- Short exercise -
In the listing below, locate the lines that hold "delgadas" and copy them.

Begin Dataset excerpts

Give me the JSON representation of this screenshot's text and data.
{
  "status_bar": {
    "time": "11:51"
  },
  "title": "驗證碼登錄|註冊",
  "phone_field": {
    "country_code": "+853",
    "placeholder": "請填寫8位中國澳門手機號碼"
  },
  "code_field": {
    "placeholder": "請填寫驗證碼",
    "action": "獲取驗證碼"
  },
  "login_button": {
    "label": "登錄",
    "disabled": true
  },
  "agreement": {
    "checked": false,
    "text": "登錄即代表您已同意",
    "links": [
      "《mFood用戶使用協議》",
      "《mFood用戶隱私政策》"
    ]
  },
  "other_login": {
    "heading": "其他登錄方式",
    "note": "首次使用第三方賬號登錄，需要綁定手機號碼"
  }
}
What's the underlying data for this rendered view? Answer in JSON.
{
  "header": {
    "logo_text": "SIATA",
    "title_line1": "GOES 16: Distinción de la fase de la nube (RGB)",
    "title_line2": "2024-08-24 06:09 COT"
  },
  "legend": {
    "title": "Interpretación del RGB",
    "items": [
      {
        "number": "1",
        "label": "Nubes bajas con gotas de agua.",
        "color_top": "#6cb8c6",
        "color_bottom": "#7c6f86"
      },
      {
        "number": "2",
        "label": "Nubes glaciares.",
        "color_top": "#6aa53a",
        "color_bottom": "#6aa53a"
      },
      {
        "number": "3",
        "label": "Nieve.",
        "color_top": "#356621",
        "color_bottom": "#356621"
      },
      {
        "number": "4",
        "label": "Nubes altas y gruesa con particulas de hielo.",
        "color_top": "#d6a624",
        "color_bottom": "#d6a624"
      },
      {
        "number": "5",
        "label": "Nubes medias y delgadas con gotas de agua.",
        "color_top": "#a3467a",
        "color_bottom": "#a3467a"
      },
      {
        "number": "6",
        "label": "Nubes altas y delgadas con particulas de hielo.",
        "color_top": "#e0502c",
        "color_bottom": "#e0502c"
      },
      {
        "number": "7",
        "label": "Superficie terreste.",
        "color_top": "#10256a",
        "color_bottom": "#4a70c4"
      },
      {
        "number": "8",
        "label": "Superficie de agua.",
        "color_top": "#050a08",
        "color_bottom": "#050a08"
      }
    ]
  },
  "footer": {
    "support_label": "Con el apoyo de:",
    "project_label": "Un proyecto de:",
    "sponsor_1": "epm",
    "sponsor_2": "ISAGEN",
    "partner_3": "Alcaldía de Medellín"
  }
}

End Dataset excerpts

- Solution to this problem -
        "label": "Nubes medias y delgadas con gotas de agua.",
        "label": "Nubes altas y delgadas con particulas de hielo.",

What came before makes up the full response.